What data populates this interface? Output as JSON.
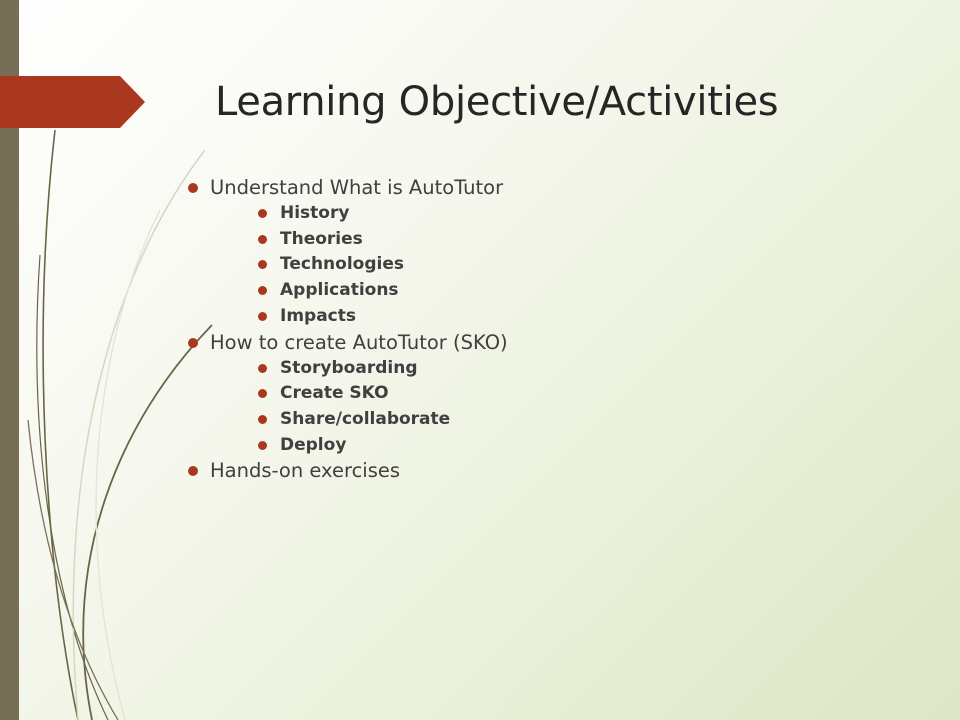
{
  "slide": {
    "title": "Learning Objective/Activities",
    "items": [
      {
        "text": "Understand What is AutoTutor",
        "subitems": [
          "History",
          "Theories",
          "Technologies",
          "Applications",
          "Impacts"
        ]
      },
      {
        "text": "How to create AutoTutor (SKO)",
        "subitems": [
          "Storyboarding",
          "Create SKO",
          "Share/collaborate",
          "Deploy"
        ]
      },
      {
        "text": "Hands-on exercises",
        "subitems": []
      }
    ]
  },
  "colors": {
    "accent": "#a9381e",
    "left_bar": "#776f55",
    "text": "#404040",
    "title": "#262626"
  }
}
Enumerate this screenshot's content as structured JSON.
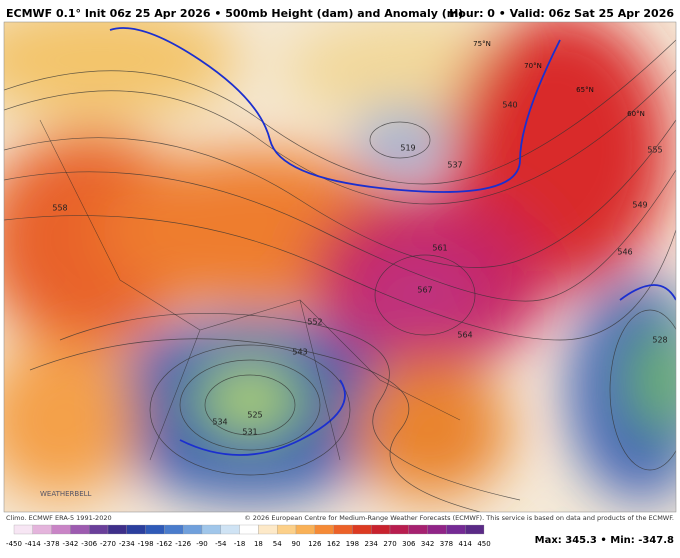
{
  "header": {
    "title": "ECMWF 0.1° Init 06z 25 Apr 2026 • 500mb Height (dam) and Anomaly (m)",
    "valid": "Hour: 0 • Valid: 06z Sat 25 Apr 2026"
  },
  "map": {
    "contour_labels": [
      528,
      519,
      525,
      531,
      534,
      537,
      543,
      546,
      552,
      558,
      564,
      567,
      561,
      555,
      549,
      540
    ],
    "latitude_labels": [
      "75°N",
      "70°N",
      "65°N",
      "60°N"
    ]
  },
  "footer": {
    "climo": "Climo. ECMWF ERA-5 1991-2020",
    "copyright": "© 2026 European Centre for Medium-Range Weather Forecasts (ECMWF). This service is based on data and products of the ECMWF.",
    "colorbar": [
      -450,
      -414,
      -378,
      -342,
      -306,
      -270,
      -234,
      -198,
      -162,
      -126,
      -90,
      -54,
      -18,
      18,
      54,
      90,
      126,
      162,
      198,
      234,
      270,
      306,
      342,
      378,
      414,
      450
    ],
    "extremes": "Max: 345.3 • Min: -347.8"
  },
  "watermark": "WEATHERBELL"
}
# # # # # # #
-- Given exercise --
Work through the records line by line and tally those with the word "data". Report only the total.

-- The answer --
2